EXERCISE AIM
From the entries that follow, extract each line holding the string "Wyroby".

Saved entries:
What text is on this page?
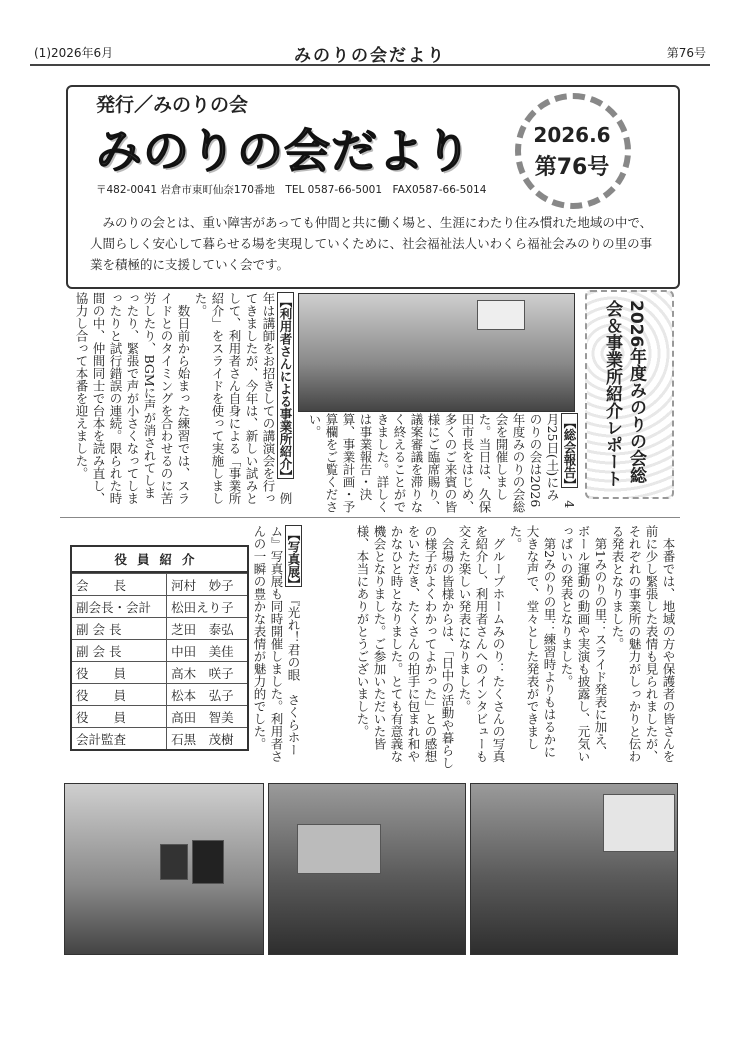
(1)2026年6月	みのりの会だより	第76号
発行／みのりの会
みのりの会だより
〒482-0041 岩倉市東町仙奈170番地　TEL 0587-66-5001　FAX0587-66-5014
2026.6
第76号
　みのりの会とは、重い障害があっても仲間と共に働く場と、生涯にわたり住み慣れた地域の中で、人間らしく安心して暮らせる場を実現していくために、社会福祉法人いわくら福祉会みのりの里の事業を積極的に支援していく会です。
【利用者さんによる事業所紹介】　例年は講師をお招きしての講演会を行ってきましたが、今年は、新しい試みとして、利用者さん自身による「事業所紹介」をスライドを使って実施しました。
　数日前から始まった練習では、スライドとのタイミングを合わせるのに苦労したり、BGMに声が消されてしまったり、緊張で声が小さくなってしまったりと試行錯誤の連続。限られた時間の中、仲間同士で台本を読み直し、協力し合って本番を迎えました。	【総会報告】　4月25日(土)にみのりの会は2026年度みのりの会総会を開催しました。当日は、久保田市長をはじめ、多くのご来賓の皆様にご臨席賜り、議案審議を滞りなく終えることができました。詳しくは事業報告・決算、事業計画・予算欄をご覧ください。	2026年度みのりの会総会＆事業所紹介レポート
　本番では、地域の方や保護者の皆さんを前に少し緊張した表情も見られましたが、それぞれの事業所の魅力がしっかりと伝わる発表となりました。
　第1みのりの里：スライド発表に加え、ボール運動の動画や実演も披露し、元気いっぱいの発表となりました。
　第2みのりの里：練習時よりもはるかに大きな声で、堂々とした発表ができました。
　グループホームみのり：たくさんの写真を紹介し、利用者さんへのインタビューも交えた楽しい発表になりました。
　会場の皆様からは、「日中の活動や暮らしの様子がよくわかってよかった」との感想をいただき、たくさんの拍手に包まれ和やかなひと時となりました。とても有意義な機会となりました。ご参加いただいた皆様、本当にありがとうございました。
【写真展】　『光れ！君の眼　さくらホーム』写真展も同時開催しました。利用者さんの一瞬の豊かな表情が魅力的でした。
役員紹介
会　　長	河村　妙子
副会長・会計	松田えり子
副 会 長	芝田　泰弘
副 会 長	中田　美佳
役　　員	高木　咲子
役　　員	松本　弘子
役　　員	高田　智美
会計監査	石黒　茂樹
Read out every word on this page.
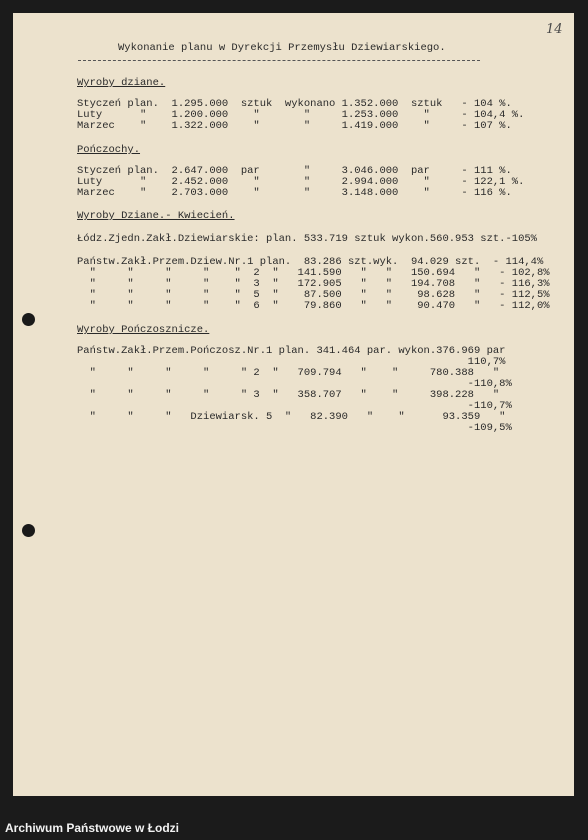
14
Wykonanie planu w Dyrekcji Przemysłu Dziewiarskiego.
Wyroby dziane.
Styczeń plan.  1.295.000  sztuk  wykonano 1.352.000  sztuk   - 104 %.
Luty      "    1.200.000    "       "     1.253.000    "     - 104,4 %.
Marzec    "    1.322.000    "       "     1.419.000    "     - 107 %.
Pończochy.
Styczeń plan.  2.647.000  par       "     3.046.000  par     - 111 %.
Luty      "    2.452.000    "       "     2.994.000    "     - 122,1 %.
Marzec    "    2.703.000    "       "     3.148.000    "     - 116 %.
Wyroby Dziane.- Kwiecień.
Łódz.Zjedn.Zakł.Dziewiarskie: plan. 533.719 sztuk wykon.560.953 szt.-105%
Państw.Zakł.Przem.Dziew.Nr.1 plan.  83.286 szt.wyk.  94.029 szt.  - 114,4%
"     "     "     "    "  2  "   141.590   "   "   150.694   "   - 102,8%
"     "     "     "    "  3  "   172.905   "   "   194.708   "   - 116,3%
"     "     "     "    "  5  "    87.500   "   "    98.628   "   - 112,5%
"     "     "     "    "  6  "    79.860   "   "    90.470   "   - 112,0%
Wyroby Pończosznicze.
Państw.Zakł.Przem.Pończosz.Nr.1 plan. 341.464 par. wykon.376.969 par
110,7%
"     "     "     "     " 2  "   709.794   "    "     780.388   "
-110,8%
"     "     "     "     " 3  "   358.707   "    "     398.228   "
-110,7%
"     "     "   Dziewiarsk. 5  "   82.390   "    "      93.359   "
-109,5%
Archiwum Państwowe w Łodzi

---

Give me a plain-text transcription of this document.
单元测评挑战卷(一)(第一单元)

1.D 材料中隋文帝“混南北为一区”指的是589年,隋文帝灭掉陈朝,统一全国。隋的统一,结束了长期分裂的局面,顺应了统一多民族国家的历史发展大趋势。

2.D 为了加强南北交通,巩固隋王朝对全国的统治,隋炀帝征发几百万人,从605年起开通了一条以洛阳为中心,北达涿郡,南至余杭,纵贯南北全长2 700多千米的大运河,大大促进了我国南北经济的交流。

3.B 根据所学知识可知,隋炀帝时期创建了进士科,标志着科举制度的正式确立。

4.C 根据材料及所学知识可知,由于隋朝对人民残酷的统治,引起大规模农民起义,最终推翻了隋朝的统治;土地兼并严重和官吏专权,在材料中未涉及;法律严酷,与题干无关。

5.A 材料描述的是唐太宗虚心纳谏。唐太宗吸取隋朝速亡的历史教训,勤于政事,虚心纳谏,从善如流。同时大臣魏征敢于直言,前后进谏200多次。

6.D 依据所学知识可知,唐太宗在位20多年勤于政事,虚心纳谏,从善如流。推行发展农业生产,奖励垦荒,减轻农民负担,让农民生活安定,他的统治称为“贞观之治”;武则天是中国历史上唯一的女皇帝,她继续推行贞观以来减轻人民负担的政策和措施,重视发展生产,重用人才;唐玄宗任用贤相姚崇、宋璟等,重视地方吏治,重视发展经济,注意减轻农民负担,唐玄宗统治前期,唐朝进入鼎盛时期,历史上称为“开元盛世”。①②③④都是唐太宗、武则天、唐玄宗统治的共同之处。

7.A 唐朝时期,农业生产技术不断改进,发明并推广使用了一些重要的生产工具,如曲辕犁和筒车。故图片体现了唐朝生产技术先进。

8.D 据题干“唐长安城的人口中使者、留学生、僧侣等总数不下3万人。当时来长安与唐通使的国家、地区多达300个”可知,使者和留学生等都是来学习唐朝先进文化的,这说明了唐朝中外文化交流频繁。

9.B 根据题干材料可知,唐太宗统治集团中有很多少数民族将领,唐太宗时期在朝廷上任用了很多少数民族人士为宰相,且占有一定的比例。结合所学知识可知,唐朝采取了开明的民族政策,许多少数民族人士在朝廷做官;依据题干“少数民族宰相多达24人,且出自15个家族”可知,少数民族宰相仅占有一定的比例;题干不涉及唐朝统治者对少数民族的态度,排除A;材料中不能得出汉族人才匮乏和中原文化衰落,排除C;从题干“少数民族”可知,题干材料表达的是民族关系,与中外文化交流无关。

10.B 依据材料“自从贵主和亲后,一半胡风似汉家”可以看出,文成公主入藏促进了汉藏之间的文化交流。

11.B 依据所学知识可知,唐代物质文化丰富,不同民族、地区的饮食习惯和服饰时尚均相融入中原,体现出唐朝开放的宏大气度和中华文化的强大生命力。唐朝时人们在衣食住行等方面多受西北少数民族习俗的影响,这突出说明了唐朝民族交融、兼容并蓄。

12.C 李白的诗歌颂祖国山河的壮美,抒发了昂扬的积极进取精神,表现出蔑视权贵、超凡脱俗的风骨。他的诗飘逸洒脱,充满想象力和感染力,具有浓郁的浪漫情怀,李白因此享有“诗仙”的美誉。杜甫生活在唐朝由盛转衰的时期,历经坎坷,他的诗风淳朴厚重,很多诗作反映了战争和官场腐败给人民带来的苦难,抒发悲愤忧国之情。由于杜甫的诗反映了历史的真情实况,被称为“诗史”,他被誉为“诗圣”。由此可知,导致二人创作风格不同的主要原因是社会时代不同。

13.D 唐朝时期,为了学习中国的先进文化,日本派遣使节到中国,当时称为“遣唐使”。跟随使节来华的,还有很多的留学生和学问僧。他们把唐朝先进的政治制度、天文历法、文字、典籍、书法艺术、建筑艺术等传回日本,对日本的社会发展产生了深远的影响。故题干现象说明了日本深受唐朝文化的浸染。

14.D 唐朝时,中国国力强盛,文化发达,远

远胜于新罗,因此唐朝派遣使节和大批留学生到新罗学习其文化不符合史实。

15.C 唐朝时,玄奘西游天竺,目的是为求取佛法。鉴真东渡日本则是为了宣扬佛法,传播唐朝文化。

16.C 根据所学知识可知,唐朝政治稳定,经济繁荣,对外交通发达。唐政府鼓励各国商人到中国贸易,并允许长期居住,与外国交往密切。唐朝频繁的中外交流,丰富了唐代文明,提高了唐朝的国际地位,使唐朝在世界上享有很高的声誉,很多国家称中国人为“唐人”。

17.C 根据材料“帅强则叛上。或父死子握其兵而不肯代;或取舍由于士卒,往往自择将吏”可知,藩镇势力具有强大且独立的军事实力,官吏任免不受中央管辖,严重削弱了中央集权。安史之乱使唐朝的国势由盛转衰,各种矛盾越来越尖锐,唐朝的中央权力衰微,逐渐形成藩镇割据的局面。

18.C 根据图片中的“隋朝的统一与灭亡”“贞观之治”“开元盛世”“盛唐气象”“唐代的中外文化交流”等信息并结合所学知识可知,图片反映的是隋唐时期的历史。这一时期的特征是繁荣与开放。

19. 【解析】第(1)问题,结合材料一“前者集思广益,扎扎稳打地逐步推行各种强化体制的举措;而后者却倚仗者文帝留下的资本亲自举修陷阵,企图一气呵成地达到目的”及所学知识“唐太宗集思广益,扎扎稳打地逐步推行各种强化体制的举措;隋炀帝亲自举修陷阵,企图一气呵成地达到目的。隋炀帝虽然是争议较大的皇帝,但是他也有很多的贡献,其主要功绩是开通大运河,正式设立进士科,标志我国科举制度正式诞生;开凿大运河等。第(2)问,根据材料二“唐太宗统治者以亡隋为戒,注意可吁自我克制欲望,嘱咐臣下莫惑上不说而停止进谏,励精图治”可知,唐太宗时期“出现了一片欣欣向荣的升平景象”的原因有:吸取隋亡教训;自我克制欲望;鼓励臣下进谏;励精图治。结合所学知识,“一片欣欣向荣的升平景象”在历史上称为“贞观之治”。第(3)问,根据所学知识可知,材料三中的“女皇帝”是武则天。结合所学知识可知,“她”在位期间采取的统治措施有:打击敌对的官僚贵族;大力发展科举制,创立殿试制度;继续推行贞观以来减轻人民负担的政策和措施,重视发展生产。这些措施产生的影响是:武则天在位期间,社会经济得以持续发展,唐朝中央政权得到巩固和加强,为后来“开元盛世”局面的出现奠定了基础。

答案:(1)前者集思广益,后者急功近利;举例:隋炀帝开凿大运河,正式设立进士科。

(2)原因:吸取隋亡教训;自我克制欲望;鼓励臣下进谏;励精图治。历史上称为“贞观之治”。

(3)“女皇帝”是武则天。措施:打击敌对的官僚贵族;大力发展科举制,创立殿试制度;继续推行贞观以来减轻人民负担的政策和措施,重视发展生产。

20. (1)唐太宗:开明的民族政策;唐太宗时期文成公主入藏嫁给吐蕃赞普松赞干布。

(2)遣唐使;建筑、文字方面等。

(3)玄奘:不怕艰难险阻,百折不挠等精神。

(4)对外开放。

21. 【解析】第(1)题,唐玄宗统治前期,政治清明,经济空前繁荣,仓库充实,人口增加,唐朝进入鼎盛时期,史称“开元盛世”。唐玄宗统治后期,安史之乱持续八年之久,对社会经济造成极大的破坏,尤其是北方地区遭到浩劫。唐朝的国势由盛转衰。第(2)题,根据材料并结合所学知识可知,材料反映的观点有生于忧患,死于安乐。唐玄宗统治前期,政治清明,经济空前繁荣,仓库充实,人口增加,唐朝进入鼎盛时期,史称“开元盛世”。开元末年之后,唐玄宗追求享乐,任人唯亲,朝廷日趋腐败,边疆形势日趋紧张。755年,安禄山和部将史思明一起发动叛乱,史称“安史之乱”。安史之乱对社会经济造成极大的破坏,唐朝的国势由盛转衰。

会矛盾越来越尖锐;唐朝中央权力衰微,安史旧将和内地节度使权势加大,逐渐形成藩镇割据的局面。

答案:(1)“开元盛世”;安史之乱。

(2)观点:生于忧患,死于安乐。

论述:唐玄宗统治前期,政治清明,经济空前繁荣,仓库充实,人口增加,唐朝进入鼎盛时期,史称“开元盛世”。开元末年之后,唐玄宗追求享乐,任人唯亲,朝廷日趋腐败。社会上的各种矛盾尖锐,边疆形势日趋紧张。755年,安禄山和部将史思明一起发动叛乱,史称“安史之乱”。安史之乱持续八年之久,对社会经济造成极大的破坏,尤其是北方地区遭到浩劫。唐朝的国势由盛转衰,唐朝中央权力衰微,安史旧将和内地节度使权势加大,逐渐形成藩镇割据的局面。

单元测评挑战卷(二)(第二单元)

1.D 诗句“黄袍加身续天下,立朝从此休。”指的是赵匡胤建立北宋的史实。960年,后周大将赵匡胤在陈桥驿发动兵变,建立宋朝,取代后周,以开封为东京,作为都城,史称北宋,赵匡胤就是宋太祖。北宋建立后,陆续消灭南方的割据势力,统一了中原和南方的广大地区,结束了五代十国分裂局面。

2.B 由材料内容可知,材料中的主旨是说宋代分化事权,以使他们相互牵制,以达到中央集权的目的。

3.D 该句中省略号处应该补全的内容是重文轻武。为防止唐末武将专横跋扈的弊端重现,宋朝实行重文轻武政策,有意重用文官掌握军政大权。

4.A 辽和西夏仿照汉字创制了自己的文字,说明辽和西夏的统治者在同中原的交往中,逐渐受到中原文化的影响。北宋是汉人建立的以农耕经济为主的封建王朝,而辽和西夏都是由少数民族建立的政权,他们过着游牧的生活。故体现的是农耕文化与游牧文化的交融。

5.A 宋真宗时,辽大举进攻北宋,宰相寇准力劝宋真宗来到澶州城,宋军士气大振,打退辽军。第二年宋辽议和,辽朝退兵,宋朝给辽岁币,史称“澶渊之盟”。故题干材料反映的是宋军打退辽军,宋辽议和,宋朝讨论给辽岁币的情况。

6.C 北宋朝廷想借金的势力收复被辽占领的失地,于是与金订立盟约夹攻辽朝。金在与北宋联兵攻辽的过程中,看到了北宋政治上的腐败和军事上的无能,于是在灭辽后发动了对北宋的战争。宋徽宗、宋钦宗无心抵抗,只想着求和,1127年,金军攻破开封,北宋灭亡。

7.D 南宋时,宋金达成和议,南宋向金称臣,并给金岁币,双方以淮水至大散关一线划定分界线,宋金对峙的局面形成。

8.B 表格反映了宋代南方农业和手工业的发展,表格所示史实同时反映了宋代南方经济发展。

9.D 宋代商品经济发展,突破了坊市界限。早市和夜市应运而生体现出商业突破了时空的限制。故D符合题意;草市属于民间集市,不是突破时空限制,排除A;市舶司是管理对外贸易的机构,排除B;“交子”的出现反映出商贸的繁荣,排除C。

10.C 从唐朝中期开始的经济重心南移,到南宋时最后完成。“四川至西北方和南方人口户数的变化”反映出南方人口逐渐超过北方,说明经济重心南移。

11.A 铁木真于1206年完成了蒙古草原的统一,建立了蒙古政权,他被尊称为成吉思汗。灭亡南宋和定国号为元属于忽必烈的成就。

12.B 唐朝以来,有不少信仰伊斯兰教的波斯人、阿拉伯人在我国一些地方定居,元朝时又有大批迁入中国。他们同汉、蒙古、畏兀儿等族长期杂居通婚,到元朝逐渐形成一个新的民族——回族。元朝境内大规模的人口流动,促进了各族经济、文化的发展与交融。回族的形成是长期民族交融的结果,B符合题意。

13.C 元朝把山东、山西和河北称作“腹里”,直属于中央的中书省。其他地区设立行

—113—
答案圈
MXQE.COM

EXERCISE SOLUTION
Wyroby dziane.
Wyroby Dziane.- Kwiecień.
Wyroby Pończosznicze.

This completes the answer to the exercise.